- [What you should do]: Copy the records below exactly as they appear.

[Exercise inputs start]

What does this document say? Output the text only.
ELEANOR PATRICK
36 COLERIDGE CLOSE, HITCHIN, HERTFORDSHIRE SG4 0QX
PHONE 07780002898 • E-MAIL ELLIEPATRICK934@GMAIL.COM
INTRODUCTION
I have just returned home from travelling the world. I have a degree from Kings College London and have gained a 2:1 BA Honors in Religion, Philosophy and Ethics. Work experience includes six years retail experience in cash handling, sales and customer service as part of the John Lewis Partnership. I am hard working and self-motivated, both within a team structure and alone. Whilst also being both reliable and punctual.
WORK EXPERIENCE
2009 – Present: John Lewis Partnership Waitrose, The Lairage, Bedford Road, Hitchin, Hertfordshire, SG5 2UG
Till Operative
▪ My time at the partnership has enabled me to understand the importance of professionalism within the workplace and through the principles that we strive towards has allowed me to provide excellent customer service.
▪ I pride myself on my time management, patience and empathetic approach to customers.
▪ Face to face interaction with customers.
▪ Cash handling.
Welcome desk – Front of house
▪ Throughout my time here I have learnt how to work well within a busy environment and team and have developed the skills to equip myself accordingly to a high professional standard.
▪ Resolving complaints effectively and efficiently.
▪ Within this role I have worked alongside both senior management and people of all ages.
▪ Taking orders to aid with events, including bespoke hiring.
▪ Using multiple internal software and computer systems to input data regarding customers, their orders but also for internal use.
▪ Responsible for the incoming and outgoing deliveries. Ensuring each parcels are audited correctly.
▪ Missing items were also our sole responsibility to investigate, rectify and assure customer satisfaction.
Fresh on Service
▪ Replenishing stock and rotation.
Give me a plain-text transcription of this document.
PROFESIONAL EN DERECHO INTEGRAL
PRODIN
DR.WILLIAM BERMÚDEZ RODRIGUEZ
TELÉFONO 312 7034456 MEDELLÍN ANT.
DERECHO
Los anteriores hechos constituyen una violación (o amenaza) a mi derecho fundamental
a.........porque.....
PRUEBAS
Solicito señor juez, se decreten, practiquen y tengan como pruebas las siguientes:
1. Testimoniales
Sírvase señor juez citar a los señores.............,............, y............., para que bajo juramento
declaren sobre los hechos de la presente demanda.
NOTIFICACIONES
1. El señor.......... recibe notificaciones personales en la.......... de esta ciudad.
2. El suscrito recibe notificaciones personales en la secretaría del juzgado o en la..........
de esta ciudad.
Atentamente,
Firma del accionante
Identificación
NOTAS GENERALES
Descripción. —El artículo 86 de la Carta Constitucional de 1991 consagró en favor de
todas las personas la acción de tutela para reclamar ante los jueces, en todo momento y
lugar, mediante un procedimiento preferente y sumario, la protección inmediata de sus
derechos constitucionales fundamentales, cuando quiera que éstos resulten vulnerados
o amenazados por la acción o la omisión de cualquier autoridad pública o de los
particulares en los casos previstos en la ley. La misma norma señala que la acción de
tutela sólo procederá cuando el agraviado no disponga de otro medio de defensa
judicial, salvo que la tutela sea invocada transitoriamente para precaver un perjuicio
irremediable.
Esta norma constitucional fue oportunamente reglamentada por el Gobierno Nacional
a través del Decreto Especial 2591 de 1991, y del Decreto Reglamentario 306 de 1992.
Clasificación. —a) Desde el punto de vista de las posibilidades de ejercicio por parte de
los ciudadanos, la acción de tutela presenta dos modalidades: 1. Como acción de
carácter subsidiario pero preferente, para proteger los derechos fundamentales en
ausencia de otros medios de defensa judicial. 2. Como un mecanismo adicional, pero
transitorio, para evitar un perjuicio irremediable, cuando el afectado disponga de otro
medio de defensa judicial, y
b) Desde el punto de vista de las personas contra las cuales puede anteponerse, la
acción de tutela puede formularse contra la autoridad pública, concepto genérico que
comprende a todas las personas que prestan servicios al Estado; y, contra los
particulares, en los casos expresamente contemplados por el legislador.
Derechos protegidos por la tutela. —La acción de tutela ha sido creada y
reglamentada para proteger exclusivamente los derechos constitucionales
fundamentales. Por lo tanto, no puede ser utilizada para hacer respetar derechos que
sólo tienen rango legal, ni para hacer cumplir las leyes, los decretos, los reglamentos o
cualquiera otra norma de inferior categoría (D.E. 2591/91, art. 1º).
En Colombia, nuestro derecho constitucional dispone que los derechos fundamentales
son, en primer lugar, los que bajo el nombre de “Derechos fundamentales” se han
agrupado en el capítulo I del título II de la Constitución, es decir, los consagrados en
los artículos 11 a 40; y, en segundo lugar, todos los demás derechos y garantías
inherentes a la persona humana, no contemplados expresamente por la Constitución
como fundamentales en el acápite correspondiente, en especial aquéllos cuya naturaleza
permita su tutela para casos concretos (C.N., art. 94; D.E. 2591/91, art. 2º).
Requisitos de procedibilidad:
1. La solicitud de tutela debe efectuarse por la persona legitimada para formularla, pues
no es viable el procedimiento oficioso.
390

[Exercise inputs end]

- [Exercise output]:
What does this document say? Output the text only.
ELEANOR PATRICK
36 COLERIDGE CLOSE, HITCHIN, HERTFORDSHIRE SG4 0QX
PHONE 07780002898 • E-MAIL ELLIEPATRICK934@GMAIL.COM
INTRODUCTION
I have just returned home from travelling the world. I have a degree from Kings College London and have gained a 2:1 BA Honors in Religion, Philosophy and Ethics. Work experience includes six years retail experience in cash handling, sales and customer service as part of the John Lewis Partnership. I am hard working and self-motivated, both within a team structure and alone. Whilst also being both reliable and punctual.
WORK EXPERIENCE
2009 – Present: John Lewis Partnership Waitrose, The Lairage, Bedford Road, Hitchin, Hertfordshire, SG5 2UG
Till Operative
▪ My time at the partnership has enabled me to understand the importance of professionalism within the workplace and through the principles that we strive towards has allowed me to provide excellent customer service.
▪ I pride myself on my time management, patience and empathetic approach to customers.
▪ Face to face interaction with customers.
▪ Cash handling.
Welcome desk – Front of house
▪ Throughout my time here I have learnt how to work well within a busy environment and team and have developed the skills to equip myself accordingly to a high professional standard.
▪ Resolving complaints effectively and efficiently.
▪ Within this role I have worked alongside both senior management and people of all ages.
▪ Taking orders to aid with events, including bespoke hiring.
▪ Using multiple internal software and computer systems to input data regarding customers, their orders but also for internal use.
▪ Responsible for the incoming and outgoing deliveries. Ensuring each parcels are audited correctly.
▪ Missing items were also our sole responsibility to investigate, rectify and assure customer satisfaction.
Fresh on Service
▪ Replenishing stock and rotation.
Give me a plain-text transcription of this document.
PROFESIONAL EN DERECHO INTEGRAL
PRODIN
DR.WILLIAM BERMÚDEZ RODRIGUEZ
TELÉFONO 312 7034456 MEDELLÍN ANT.
DERECHO
Los anteriores hechos constituyen una violación (o amenaza) a mi derecho fundamental
a.........porque.....
PRUEBAS
Solicito señor juez, se decreten, practiquen y tengan como pruebas las siguientes:
1. Testimoniales
Sírvase señor juez citar a los señores.............,............, y............., para que bajo juramento
declaren sobre los hechos de la presente demanda.
NOTIFICACIONES
1. El señor.......... recibe notificaciones personales en la.......... de esta ciudad.
2. El suscrito recibe notificaciones personales en la secretaría del juzgado o en la..........
de esta ciudad.
Atentamente,
Firma del accionante
Identificación
NOTAS GENERALES
Descripción. —El artículo 86 de la Carta Constitucional de 1991 consagró en favor de
todas las personas la acción de tutela para reclamar ante los jueces, en todo momento y
lugar, mediante un procedimiento preferente y sumario, la protección inmediata de sus
derechos constitucionales fundamentales, cuando quiera que éstos resulten vulnerados
o amenazados por la acción o la omisión de cualquier autoridad pública o de los
particulares en los casos previstos en la ley. La misma norma señala que la acción de
tutela sólo procederá cuando el agraviado no disponga de otro medio de defensa
judicial, salvo que la tutela sea invocada transitoriamente para precaver un perjuicio
irremediable.
Esta norma constitucional fue oportunamente reglamentada por el Gobierno Nacional
a través del Decreto Especial 2591 de 1991, y del Decreto Reglamentario 306 de 1992.
Clasificación. —a) Desde el punto de vista de las posibilidades de ejercicio por parte de
los ciudadanos, la acción de tutela presenta dos modalidades: 1. Como acción de
carácter subsidiario pero preferente, para proteger los derechos fundamentales en
ausencia de otros medios de defensa judicial. 2. Como un mecanismo adicional, pero
transitorio, para evitar un perjuicio irremediable, cuando el afectado disponga de otro
medio de defensa judicial, y
b) Desde el punto de vista de las personas contra las cuales puede anteponerse, la
acción de tutela puede formularse contra la autoridad pública, concepto genérico que
comprende a todas las personas que prestan servicios al Estado; y, contra los
particulares, en los casos expresamente contemplados por el legislador.
Derechos protegidos por la tutela. —La acción de tutela ha sido creada y
reglamentada para proteger exclusivamente los derechos constitucionales
fundamentales. Por lo tanto, no puede ser utilizada para hacer respetar derechos que
sólo tienen rango legal, ni para hacer cumplir las leyes, los decretos, los reglamentos o
cualquiera otra norma de inferior categoría (D.E. 2591/91, art. 1º).
En Colombia, nuestro derecho constitucional dispone que los derechos fundamentales
son, en primer lugar, los que bajo el nombre de “Derechos fundamentales” se han
agrupado en el capítulo I del título II de la Constitución, es decir, los consagrados en
los artículos 11 a 40; y, en segundo lugar, todos los demás derechos y garantías
inherentes a la persona humana, no contemplados expresamente por la Constitución
como fundamentales en el acápite correspondiente, en especial aquéllos cuya naturaleza
permita su tutela para casos concretos (C.N., art. 94; D.E. 2591/91, art. 2º).
Requisitos de procedibilidad:
1. La solicitud de tutela debe efectuarse por la persona legitimada para formularla, pues
no es viable el procedimiento oficioso.
390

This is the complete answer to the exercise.